++++ EXERCISE MATERIALS ++++

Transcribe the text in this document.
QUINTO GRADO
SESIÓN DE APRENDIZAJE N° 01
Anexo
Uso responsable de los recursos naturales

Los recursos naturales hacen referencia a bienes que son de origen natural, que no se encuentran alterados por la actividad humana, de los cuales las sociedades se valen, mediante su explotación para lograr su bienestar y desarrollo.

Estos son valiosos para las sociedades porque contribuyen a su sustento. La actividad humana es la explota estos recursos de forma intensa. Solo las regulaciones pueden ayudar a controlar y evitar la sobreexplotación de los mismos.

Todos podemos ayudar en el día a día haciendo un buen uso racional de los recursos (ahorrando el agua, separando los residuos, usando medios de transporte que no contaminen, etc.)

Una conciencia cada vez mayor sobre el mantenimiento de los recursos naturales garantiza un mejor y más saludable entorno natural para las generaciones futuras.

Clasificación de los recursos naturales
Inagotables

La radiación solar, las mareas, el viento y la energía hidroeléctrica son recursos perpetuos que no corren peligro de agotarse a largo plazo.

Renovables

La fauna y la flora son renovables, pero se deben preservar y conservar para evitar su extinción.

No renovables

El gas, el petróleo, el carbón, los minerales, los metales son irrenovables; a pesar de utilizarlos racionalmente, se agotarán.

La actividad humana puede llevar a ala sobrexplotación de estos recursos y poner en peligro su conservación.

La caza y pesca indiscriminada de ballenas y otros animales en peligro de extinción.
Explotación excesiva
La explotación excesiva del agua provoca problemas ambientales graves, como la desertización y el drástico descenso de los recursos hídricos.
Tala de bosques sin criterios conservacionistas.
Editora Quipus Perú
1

++++

Say how many lines in the records above hold "estos", and give no other text.

● TASK RESULT:
2